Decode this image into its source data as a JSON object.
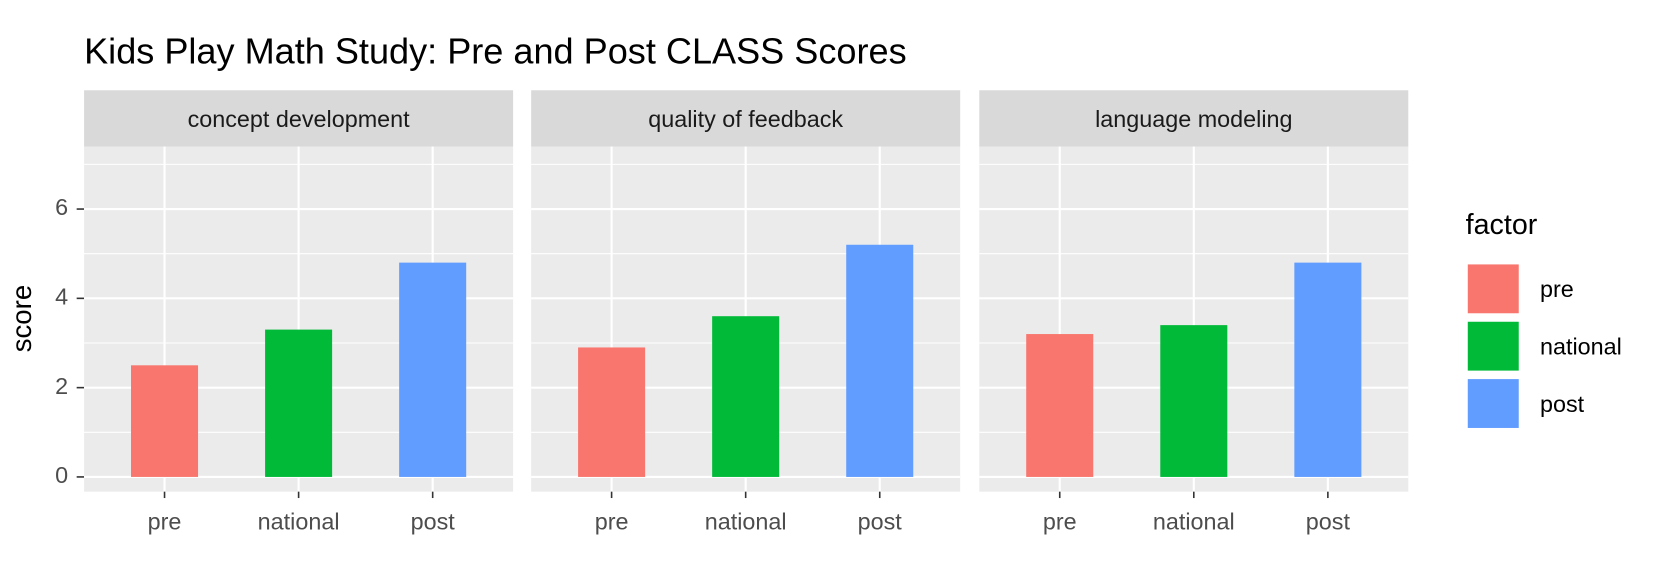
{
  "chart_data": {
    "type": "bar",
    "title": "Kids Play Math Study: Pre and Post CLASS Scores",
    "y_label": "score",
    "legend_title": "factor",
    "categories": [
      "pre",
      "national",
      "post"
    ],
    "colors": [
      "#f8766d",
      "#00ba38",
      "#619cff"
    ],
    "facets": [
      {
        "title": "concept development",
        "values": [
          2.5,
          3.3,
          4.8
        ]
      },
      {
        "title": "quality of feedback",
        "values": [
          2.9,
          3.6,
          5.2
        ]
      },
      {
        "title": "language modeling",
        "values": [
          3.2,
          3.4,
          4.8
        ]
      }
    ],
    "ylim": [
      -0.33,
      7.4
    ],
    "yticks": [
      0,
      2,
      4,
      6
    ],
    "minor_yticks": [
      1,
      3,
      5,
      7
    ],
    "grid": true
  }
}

◆ ◆ ◆

Aim |
Write out again every line above exactly as given; the pictures do not belong in the copy.

Response to the exercise |
Decode this image into its source data as a JSON object.
{
  "chart_data": {
    "type": "bar",
    "title": "Kids Play Math Study: Pre and Post CLASS Scores",
    "y_label": "score",
    "legend_title": "factor",
    "categories": [
      "pre",
      "national",
      "post"
    ],
    "colors": [
      "#f8766d",
      "#00ba38",
      "#619cff"
    ],
    "facets": [
      {
        "title": "concept development",
        "values": [
          2.5,
          3.3,
          4.8
        ]
      },
      {
        "title": "quality of feedback",
        "values": [
          2.9,
          3.6,
          5.2
        ]
      },
      {
        "title": "language modeling",
        "values": [
          3.2,
          3.4,
          4.8
        ]
      }
    ],
    "ylim": [
      -0.33,
      7.4
    ],
    "yticks": [
      0,
      2,
      4,
      6
    ],
    "minor_yticks": [
      1,
      3,
      5,
      7
    ],
    "grid": true
  }
}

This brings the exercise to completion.